**What is needed:**
Pull out from the material below all lines with "salita".

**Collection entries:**
>>>>

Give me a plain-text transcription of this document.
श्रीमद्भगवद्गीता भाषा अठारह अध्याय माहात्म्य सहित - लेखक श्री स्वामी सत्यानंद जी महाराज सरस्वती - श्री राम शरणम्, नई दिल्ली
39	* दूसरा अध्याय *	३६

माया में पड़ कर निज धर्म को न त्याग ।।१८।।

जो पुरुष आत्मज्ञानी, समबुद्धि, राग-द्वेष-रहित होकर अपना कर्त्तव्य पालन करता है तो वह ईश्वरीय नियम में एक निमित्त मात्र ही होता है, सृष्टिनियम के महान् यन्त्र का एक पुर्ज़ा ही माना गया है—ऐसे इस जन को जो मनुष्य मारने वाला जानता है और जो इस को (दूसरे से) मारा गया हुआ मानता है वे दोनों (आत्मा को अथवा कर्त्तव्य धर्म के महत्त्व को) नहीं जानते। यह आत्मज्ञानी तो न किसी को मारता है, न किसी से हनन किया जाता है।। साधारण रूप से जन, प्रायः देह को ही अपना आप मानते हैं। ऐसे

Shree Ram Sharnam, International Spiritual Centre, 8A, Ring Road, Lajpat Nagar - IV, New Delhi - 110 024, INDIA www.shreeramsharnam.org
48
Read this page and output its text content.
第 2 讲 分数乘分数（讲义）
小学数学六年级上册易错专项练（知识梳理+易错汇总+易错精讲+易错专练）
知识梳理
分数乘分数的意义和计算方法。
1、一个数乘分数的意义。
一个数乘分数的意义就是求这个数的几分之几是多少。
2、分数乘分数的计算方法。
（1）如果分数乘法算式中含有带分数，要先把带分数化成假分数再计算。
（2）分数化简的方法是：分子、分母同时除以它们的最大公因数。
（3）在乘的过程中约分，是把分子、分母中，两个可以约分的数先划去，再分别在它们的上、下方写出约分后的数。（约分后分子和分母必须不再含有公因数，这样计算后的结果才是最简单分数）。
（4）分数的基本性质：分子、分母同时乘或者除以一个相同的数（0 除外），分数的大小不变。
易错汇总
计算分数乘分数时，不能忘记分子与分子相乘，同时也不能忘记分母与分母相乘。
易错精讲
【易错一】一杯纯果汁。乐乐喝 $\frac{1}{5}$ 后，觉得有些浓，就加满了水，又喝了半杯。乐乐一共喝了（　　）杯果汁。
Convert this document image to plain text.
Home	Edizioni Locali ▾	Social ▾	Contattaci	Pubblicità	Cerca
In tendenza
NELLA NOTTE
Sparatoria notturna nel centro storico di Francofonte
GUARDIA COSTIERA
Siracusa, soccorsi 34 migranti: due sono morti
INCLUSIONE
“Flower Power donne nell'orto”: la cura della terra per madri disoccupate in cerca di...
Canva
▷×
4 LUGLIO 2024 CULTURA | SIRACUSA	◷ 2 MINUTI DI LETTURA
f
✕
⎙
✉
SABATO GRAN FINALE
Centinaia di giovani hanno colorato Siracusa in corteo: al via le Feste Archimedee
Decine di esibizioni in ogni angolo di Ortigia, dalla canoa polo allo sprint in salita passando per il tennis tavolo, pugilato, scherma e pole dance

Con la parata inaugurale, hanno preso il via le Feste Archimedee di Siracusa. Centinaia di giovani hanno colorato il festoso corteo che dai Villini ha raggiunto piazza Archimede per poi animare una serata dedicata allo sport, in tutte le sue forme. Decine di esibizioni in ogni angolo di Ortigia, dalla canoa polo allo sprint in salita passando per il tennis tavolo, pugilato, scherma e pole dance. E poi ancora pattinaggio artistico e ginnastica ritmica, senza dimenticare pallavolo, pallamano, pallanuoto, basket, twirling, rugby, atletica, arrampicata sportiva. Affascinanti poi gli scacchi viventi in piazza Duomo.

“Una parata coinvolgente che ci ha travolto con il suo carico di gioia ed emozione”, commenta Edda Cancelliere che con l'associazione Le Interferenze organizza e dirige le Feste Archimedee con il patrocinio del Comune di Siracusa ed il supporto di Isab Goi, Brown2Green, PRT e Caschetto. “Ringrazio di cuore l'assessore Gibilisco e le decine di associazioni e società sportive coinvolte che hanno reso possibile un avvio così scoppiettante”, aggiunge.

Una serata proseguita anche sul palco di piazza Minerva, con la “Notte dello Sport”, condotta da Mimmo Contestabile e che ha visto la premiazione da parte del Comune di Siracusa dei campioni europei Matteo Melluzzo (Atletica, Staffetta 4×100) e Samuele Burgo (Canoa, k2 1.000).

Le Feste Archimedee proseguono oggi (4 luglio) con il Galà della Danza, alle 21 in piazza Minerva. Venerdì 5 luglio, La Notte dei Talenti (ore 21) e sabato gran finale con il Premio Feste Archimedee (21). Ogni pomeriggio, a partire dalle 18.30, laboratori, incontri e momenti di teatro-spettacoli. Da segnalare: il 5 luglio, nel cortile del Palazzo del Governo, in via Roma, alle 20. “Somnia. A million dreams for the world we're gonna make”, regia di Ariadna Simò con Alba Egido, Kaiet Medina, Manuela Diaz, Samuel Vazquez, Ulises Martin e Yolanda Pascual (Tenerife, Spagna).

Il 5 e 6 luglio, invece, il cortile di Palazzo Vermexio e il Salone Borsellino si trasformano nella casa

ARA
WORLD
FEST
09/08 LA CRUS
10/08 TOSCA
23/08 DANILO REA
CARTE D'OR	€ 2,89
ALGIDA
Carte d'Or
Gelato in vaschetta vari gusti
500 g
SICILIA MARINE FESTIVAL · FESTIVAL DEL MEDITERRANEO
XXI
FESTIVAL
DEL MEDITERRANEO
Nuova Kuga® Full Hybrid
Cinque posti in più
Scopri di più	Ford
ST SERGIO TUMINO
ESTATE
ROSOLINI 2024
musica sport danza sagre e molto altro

<<<<

**Response to this exercise:**
Decine di esibizioni in ogni angolo di Ortigia, dalla canoa polo allo sprint in salita passando per il tennis tavolo, pugilato, scherma e pole dance
Con la parata inaugurale, hanno preso il via le Feste Archimedee di Siracusa. Centinaia di giovani hanno colorato il festoso corteo che dai Villini ha raggiunto piazza Archimede per poi animare una serata dedicata allo sport, in tutte le sue forme. Decine di esibizioni in ogni angolo di Ortigia, dalla canoa polo allo sprint in salita passando per il tennis tavolo, pugilato, scherma e pole dance. E poi ancora pattinaggio artistico e ginnastica ritmica, senza dimenticare pallavolo, pallamano, pallanuoto, basket, twirling, rugby, atletica, arrampicata sportiva. Affascinanti poi gli scacchi viventi in piazza Duomo.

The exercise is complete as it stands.